[Dataset listings of figures]
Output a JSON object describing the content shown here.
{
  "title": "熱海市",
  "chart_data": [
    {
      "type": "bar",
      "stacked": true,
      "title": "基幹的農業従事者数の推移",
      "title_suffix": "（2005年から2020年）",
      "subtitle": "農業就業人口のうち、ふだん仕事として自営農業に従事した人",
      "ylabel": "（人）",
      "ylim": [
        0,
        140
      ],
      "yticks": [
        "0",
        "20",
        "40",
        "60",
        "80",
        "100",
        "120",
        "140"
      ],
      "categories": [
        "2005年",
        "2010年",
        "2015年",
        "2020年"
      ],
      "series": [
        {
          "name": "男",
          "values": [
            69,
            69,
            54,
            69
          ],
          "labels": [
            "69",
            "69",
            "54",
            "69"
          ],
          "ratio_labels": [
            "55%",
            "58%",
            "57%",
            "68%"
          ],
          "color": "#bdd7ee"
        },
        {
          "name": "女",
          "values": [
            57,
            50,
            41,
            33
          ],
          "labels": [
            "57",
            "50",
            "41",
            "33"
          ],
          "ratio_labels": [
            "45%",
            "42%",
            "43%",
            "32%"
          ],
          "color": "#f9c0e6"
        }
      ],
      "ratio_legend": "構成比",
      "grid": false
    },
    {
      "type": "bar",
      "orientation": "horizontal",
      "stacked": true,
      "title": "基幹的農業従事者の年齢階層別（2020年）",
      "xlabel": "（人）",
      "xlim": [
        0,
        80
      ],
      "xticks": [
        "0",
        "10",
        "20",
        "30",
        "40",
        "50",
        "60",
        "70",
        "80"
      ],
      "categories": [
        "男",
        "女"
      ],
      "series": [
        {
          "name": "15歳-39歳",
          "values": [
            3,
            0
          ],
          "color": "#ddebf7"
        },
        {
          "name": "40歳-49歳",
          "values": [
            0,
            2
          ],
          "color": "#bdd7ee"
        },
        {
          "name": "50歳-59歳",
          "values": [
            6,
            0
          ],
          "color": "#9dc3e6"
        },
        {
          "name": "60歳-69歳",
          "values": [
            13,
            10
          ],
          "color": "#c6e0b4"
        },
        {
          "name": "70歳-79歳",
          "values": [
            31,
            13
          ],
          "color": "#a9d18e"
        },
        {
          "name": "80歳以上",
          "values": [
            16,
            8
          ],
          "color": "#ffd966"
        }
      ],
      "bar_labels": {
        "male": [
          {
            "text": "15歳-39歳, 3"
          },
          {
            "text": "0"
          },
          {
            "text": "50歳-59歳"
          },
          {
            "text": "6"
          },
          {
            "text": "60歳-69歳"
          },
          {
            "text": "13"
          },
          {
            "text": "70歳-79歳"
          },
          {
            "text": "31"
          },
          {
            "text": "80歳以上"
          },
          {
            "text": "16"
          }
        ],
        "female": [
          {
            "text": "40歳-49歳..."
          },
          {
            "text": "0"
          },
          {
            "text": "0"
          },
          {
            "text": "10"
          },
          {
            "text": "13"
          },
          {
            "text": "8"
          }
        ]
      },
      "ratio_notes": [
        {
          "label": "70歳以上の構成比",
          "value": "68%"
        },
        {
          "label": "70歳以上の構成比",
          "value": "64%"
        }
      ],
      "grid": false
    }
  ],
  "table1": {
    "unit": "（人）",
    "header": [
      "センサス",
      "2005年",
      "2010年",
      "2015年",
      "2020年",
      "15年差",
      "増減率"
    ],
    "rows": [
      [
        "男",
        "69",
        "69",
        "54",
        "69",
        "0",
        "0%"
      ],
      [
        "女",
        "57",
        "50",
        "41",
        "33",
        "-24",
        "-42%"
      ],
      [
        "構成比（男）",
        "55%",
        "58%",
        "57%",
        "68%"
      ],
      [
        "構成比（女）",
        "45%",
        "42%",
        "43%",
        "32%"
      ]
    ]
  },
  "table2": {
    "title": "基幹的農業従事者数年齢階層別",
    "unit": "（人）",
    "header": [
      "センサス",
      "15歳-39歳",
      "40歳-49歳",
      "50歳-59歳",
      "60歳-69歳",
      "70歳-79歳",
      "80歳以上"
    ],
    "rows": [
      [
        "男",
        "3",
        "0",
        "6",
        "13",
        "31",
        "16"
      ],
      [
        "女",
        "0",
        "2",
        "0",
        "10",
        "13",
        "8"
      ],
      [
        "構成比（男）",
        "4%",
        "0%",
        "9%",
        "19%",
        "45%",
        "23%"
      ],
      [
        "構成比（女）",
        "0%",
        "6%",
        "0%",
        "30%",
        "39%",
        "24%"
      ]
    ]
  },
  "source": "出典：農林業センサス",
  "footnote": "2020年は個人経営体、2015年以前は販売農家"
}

• **WORK REQUIRED**: Print all of the entries again, exactly as written.

• **FULL SOLUTION**:
Output a JSON object describing the content shown here.
{
  "title": "熱海市",
  "chart_data": [
    {
      "type": "bar",
      "stacked": true,
      "title": "基幹的農業従事者数の推移",
      "title_suffix": "（2005年から2020年）",
      "subtitle": "農業就業人口のうち、ふだん仕事として自営農業に従事した人",
      "ylabel": "（人）",
      "ylim": [
        0,
        140
      ],
      "yticks": [
        "0",
        "20",
        "40",
        "60",
        "80",
        "100",
        "120",
        "140"
      ],
      "categories": [
        "2005年",
        "2010年",
        "2015年",
        "2020年"
      ],
      "series": [
        {
          "name": "男",
          "values": [
            69,
            69,
            54,
            69
          ],
          "labels": [
            "69",
            "69",
            "54",
            "69"
          ],
          "ratio_labels": [
            "55%",
            "58%",
            "57%",
            "68%"
          ],
          "color": "#bdd7ee"
        },
        {
          "name": "女",
          "values": [
            57,
            50,
            41,
            33
          ],
          "labels": [
            "57",
            "50",
            "41",
            "33"
          ],
          "ratio_labels": [
            "45%",
            "42%",
            "43%",
            "32%"
          ],
          "color": "#f9c0e6"
        }
      ],
      "ratio_legend": "構成比",
      "grid": false
    },
    {
      "type": "bar",
      "orientation": "horizontal",
      "stacked": true,
      "title": "基幹的農業従事者の年齢階層別（2020年）",
      "xlabel": "（人）",
      "xlim": [
        0,
        80
      ],
      "xticks": [
        "0",
        "10",
        "20",
        "30",
        "40",
        "50",
        "60",
        "70",
        "80"
      ],
      "categories": [
        "男",
        "女"
      ],
      "series": [
        {
          "name": "15歳-39歳",
          "values": [
            3,
            0
          ],
          "color": "#ddebf7"
        },
        {
          "name": "40歳-49歳",
          "values": [
            0,
            2
          ],
          "color": "#bdd7ee"
        },
        {
          "name": "50歳-59歳",
          "values": [
            6,
            0
          ],
          "color": "#9dc3e6"
        },
        {
          "name": "60歳-69歳",
          "values": [
            13,
            10
          ],
          "color": "#c6e0b4"
        },
        {
          "name": "70歳-79歳",
          "values": [
            31,
            13
          ],
          "color": "#a9d18e"
        },
        {
          "name": "80歳以上",
          "values": [
            16,
            8
          ],
          "color": "#ffd966"
        }
      ],
      "bar_labels": {
        "male": [
          {
            "text": "15歳-39歳, 3"
          },
          {
            "text": "0"
          },
          {
            "text": "50歳-59歳"
          },
          {
            "text": "6"
          },
          {
            "text": "60歳-69歳"
          },
          {
            "text": "13"
          },
          {
            "text": "70歳-79歳"
          },
          {
            "text": "31"
          },
          {
            "text": "80歳以上"
          },
          {
            "text": "16"
          }
        ],
        "female": [
          {
            "text": "40歳-49歳..."
          },
          {
            "text": "0"
          },
          {
            "text": "0"
          },
          {
            "text": "10"
          },
          {
            "text": "13"
          },
          {
            "text": "8"
          }
        ]
      },
      "ratio_notes": [
        {
          "label": "70歳以上の構成比",
          "value": "68%"
        },
        {
          "label": "70歳以上の構成比",
          "value": "64%"
        }
      ],
      "grid": false
    }
  ],
  "table1": {
    "unit": "（人）",
    "header": [
      "センサス",
      "2005年",
      "2010年",
      "2015年",
      "2020年",
      "15年差",
      "増減率"
    ],
    "rows": [
      [
        "男",
        "69",
        "69",
        "54",
        "69",
        "0",
        "0%"
      ],
      [
        "女",
        "57",
        "50",
        "41",
        "33",
        "-24",
        "-42%"
      ],
      [
        "構成比（男）",
        "55%",
        "58%",
        "57%",
        "68%"
      ],
      [
        "構成比（女）",
        "45%",
        "42%",
        "43%",
        "32%"
      ]
    ]
  },
  "table2": {
    "title": "基幹的農業従事者数年齢階層別",
    "unit": "（人）",
    "header": [
      "センサス",
      "15歳-39歳",
      "40歳-49歳",
      "50歳-59歳",
      "60歳-69歳",
      "70歳-79歳",
      "80歳以上"
    ],
    "rows": [
      [
        "男",
        "3",
        "0",
        "6",
        "13",
        "31",
        "16"
      ],
      [
        "女",
        "0",
        "2",
        "0",
        "10",
        "13",
        "8"
      ],
      [
        "構成比（男）",
        "4%",
        "0%",
        "9%",
        "19%",
        "45%",
        "23%"
      ],
      [
        "構成比（女）",
        "0%",
        "6%",
        "0%",
        "30%",
        "39%",
        "24%"
      ]
    ]
  },
  "source": "出典：農林業センサス",
  "footnote": "2020年は個人経営体、2015年以前は販売農家"
}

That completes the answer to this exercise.